**Data listing:**
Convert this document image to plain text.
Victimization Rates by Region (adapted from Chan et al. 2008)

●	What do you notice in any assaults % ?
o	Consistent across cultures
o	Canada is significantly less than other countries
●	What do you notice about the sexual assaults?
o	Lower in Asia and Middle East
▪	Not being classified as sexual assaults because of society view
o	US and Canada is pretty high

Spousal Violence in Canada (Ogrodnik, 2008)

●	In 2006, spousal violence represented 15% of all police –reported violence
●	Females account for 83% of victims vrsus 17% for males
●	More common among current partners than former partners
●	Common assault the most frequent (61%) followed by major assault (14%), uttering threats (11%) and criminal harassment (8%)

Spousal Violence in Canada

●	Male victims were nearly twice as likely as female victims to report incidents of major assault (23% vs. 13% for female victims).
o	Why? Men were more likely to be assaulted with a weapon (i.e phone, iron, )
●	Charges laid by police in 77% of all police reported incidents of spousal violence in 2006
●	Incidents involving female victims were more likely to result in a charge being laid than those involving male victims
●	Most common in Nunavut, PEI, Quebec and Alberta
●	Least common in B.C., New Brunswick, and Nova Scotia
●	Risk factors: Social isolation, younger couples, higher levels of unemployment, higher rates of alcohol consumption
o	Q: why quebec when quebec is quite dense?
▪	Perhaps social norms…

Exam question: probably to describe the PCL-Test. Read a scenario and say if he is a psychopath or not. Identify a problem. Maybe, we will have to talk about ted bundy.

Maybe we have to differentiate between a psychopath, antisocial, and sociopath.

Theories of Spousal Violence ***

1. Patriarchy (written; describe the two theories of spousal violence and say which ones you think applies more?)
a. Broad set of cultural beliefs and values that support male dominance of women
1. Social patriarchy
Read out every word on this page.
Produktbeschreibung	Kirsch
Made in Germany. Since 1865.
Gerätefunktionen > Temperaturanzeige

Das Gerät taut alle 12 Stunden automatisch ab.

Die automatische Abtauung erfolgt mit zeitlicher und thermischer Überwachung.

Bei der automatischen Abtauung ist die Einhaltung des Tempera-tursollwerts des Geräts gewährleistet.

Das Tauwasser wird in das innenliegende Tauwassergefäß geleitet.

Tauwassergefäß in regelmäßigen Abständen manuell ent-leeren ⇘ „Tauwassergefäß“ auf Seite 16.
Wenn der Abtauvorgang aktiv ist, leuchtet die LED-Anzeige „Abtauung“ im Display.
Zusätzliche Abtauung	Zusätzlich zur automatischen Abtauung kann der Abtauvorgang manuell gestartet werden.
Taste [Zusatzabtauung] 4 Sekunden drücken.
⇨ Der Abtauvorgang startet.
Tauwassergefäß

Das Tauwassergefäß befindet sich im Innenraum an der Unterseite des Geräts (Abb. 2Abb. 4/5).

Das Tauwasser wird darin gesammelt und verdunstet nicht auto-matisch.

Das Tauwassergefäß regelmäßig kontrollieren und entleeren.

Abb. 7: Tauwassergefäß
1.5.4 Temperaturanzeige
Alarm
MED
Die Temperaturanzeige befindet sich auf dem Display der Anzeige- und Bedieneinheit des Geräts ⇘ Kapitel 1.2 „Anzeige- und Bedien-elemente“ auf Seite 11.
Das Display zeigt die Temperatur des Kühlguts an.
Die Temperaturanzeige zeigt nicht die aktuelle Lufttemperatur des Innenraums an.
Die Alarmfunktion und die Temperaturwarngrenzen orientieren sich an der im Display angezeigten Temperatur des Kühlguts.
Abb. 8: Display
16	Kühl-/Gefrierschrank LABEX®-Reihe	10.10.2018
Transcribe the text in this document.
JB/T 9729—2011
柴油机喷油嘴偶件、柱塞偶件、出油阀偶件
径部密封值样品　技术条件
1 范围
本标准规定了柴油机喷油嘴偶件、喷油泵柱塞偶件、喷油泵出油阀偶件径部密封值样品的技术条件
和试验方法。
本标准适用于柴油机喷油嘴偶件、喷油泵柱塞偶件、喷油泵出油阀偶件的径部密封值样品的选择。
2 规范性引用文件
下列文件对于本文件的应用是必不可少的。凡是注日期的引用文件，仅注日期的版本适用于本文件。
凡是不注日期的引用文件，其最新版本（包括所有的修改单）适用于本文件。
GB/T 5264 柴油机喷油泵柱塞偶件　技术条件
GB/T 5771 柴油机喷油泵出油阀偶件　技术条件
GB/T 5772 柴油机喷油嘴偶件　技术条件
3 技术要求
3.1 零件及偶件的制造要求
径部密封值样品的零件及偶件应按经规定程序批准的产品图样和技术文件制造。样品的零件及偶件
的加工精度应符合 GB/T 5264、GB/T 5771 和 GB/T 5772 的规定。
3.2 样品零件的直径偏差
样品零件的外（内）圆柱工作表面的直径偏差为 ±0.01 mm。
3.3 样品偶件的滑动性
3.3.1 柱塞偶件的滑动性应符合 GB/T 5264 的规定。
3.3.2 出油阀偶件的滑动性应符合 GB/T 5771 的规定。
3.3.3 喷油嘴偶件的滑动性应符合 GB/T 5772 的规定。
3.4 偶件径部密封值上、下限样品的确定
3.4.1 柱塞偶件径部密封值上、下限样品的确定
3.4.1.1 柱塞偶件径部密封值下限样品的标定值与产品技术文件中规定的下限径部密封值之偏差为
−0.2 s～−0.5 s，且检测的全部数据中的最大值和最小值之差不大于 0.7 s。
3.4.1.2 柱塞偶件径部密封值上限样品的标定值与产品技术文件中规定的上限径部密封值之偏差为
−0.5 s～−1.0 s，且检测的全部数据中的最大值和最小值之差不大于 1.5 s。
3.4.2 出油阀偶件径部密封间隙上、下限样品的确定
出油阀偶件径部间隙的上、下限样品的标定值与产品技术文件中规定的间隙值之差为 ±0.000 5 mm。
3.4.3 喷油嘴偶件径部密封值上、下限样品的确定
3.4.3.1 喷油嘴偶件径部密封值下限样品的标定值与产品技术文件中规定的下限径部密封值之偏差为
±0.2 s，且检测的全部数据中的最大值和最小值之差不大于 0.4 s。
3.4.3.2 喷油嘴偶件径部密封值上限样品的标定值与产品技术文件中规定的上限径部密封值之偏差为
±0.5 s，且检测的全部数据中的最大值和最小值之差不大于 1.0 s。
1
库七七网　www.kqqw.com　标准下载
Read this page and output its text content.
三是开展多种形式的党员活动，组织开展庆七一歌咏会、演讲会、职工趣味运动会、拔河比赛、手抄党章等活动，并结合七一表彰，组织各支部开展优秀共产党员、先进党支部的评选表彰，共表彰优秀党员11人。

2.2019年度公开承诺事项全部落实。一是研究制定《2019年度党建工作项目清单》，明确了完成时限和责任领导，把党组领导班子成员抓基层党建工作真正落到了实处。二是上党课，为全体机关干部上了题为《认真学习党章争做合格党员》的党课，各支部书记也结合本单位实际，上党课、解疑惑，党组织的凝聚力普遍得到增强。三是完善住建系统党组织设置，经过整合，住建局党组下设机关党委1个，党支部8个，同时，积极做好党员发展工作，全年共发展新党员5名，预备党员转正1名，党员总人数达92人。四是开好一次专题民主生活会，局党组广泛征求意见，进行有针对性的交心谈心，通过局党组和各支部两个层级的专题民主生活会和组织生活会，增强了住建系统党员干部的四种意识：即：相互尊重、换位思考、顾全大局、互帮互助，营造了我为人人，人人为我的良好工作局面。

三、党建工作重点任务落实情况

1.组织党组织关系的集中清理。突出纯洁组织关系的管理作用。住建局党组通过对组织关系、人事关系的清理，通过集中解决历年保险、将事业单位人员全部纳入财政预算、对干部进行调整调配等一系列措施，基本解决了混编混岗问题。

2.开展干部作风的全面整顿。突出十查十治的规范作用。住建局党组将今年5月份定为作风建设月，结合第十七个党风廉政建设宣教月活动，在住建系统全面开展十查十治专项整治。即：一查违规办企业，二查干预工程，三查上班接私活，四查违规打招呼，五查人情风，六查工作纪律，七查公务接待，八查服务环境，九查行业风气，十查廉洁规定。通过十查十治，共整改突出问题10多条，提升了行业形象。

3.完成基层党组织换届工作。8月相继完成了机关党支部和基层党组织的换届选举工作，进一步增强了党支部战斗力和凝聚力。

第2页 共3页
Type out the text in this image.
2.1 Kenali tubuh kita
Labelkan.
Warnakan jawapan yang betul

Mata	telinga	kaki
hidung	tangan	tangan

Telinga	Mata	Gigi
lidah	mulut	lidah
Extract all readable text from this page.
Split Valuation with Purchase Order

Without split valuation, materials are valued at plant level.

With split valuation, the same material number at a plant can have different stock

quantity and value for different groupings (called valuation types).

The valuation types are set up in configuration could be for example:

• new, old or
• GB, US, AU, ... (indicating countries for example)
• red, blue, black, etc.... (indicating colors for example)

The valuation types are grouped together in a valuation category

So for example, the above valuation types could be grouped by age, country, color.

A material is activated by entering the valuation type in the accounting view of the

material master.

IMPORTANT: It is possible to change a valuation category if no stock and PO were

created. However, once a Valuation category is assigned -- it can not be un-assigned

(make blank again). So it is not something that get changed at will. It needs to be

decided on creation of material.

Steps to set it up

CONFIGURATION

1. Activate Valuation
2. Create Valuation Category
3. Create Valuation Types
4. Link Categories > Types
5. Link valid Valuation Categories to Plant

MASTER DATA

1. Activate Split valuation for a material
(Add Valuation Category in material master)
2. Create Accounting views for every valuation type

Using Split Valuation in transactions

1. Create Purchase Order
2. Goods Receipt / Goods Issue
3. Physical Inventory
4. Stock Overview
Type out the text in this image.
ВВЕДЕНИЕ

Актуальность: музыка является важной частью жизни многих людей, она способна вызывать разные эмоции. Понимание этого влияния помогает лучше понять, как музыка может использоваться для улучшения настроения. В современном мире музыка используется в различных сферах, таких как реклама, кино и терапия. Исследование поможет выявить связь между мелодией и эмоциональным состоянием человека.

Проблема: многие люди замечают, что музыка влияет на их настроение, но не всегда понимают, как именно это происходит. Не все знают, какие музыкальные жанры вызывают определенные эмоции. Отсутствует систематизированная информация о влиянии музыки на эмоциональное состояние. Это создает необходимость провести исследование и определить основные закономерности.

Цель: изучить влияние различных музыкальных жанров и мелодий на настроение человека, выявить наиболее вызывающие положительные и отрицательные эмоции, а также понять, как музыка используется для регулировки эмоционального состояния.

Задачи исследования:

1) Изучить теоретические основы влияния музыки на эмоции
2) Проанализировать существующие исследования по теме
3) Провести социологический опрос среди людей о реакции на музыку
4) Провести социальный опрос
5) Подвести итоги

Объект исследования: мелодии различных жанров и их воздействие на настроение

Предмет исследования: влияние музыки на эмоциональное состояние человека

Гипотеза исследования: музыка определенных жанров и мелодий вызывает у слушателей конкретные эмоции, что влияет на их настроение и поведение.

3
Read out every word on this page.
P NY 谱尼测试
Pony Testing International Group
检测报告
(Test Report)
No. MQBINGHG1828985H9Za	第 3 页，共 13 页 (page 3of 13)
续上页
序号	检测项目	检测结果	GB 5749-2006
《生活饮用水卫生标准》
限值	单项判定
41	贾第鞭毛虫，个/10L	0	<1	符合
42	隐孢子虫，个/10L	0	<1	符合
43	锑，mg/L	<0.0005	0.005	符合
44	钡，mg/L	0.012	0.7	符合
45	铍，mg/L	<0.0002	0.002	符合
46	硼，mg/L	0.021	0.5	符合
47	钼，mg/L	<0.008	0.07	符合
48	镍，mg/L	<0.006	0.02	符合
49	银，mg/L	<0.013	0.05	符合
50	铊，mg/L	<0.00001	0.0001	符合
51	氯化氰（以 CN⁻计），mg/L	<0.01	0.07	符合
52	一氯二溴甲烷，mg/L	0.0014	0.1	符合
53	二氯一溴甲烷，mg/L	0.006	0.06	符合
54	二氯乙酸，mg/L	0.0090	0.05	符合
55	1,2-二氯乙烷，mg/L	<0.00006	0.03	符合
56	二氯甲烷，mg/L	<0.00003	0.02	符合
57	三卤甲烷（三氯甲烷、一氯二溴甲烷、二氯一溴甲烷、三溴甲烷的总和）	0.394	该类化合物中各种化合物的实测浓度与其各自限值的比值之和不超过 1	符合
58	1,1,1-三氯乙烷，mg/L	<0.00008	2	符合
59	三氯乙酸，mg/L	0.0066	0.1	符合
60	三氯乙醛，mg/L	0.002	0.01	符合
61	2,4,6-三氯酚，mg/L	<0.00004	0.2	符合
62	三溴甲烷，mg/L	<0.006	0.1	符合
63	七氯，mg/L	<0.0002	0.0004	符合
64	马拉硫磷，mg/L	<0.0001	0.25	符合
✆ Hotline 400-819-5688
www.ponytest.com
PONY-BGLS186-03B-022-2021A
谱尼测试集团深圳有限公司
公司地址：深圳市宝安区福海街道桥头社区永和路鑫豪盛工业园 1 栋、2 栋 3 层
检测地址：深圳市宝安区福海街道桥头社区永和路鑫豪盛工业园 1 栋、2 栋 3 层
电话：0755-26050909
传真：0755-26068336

**Instructions for the task:**
Show the lines of the records that contain the word "example".

**Exercise solution:**
The valuation types are set up in configuration could be for example:
• GB, US, AU, ... (indicating countries for example)
• red, blue, black, etc.... (indicating colors for example)
So for example, the above valuation types could be grouped by age, country, color.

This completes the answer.